DATA ENTRIES —
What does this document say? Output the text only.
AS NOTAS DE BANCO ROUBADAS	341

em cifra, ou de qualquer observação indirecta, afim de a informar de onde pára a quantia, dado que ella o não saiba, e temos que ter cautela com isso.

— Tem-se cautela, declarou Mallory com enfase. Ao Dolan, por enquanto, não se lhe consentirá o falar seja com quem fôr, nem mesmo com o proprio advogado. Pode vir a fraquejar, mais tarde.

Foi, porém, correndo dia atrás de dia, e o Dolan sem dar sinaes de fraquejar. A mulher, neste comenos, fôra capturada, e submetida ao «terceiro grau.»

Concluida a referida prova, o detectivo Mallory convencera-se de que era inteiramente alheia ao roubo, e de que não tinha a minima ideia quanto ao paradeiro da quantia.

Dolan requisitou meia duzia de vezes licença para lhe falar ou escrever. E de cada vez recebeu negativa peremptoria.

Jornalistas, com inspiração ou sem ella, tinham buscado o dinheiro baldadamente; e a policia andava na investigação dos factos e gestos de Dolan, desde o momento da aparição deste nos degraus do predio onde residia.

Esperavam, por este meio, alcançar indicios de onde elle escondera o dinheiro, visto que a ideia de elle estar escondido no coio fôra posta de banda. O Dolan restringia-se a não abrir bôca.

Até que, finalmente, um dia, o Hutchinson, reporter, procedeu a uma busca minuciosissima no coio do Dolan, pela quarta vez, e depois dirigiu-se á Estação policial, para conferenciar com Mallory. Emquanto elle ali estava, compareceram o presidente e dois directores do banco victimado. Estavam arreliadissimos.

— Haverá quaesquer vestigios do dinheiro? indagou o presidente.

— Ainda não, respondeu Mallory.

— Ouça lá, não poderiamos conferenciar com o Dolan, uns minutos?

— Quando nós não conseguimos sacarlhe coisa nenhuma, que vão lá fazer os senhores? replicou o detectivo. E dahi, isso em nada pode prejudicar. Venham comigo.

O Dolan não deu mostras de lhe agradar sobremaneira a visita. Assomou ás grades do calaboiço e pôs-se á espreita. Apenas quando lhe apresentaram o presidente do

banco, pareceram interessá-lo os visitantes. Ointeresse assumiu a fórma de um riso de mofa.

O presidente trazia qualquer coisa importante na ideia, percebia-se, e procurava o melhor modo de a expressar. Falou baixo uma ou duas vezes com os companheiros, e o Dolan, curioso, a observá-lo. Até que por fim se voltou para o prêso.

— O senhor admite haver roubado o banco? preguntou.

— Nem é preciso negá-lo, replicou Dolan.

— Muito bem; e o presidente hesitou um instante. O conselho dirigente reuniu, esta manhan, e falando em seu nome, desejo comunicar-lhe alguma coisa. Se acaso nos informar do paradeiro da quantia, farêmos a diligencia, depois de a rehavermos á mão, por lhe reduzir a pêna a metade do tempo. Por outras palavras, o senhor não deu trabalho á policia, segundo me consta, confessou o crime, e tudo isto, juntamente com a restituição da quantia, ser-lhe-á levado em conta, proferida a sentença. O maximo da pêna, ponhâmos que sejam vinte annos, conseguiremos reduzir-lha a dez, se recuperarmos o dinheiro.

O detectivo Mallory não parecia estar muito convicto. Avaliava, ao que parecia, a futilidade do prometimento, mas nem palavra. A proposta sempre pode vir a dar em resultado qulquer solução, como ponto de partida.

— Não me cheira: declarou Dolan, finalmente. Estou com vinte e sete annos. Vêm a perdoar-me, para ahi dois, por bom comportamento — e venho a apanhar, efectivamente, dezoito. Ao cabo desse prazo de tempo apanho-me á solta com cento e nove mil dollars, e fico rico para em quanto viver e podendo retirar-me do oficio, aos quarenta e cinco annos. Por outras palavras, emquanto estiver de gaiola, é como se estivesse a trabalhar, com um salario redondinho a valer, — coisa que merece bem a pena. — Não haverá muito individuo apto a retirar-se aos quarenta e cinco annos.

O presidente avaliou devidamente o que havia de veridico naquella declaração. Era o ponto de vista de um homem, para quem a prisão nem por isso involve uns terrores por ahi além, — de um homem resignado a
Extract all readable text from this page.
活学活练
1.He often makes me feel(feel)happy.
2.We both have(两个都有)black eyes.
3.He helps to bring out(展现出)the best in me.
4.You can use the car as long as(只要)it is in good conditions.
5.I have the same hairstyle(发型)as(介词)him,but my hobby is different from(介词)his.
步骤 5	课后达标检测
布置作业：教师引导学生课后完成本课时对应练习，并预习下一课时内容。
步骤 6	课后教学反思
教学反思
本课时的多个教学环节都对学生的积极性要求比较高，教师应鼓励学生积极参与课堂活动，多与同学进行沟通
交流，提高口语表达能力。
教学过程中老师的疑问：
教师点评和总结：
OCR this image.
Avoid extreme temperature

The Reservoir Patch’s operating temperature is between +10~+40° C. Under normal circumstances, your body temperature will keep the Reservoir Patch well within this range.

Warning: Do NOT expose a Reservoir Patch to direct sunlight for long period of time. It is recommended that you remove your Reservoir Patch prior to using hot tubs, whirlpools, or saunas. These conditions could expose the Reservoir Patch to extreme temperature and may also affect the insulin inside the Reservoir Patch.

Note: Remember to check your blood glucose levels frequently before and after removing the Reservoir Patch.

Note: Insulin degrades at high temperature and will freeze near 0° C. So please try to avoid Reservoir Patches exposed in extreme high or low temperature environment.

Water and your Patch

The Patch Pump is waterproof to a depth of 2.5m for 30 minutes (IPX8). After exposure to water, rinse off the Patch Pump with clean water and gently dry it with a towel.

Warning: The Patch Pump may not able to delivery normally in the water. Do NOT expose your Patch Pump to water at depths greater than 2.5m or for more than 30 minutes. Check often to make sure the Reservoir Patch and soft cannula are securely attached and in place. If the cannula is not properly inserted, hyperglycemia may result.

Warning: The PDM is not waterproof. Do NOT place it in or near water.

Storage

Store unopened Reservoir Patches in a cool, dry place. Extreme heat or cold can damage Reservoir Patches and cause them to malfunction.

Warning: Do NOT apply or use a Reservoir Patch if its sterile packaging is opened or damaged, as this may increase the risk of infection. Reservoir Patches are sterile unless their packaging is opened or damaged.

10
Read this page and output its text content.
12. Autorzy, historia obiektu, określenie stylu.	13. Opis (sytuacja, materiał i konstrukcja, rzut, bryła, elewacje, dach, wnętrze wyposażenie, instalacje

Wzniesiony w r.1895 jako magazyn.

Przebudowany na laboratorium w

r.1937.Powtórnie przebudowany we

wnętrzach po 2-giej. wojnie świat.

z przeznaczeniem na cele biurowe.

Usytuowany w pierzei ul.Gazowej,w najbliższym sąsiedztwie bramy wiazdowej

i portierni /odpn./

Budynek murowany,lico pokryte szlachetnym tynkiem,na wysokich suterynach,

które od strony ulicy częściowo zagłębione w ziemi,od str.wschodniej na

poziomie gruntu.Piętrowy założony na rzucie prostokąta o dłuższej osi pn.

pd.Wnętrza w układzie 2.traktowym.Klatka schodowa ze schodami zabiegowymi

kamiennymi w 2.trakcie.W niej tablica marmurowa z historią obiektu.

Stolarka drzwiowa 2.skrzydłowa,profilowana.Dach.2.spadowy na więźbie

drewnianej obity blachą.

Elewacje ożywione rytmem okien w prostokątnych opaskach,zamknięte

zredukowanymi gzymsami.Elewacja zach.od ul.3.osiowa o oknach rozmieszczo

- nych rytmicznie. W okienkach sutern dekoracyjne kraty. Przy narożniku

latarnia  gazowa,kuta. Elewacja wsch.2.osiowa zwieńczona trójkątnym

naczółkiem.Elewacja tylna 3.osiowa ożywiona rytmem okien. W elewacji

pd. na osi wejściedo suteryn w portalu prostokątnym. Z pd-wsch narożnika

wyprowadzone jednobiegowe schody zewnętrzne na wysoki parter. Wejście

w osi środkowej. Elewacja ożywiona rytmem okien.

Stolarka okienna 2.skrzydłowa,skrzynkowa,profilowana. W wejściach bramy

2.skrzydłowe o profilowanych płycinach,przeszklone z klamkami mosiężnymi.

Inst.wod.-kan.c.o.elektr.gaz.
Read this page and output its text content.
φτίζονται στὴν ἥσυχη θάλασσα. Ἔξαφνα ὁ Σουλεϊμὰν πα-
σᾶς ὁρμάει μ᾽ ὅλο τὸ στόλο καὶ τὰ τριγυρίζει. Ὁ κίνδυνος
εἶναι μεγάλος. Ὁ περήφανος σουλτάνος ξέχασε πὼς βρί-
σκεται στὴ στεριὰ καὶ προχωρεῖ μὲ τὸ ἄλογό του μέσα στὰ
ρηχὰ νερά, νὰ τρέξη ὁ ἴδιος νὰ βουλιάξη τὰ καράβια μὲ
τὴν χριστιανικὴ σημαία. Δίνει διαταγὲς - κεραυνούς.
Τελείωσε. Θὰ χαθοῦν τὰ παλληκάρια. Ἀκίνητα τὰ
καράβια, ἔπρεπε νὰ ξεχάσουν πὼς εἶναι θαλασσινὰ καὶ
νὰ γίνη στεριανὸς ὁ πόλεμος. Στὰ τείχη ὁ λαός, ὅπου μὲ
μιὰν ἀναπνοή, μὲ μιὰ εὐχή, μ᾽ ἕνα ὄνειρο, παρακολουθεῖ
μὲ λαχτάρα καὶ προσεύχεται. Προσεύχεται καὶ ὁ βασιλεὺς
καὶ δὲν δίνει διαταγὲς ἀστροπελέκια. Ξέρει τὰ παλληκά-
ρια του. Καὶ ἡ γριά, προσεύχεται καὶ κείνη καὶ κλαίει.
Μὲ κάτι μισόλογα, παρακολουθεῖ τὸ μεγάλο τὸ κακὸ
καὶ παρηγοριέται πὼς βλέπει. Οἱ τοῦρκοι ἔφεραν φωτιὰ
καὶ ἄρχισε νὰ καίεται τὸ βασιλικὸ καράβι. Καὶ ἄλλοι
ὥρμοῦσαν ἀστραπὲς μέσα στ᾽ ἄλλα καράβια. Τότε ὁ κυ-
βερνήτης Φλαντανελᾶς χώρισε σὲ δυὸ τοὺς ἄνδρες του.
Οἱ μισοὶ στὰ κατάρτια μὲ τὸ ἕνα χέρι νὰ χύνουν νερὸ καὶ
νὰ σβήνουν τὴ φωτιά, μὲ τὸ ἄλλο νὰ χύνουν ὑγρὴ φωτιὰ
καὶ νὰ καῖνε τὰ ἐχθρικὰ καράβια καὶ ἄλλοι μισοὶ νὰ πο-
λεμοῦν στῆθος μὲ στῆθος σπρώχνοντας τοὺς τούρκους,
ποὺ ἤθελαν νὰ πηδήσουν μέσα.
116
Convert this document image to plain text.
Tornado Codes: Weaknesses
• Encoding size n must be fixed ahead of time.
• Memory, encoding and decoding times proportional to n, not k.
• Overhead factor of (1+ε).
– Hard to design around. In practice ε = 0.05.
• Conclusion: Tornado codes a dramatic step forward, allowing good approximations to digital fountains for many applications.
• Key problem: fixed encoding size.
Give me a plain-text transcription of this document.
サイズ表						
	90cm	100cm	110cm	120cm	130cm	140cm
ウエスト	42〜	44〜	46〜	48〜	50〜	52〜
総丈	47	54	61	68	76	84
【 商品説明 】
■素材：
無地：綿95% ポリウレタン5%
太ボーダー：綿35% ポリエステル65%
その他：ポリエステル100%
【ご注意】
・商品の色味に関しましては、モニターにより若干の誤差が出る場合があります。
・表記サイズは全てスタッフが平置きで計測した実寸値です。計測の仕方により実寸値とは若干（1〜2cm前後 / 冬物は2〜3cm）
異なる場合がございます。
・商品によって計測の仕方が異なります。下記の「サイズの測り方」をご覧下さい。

SHORT EXERCISE —
Return the line that contains "Convert this document image to plain text." along with every line after it through the end of the entries, exactly, adding nothing.

TASK SOLUTION —
Convert this document image to plain text.
Tornado Codes: Weaknesses
• Encoding size n must be fixed ahead of time.
• Memory, encoding and decoding times proportional to n, not k.
• Overhead factor of (1+ε).
– Hard to design around. In practice ε = 0.05.
• Conclusion: Tornado codes a dramatic step forward, allowing good approximations to digital fountains for many applications.
• Key problem: fixed encoding size.
Give me a plain-text transcription of this document.
サイズ表						
	90cm	100cm	110cm	120cm	130cm	140cm
ウエスト	42〜	44〜	46〜	48〜	50〜	52〜
総丈	47	54	61	68	76	84
【 商品説明 】
■素材：
無地：綿95% ポリウレタン5%
太ボーダー：綿35% ポリエステル65%
その他：ポリエステル100%
【ご注意】
・商品の色味に関しましては、モニターにより若干の誤差が出る場合があります。
・表記サイズは全てスタッフが平置きで計測した実寸値です。計測の仕方により実寸値とは若干（1〜2cm前後 / 冬物は2〜3cm）
異なる場合がございます。
・商品によって計測の仕方が異なります。下記の「サイズの測り方」をご覧下さい。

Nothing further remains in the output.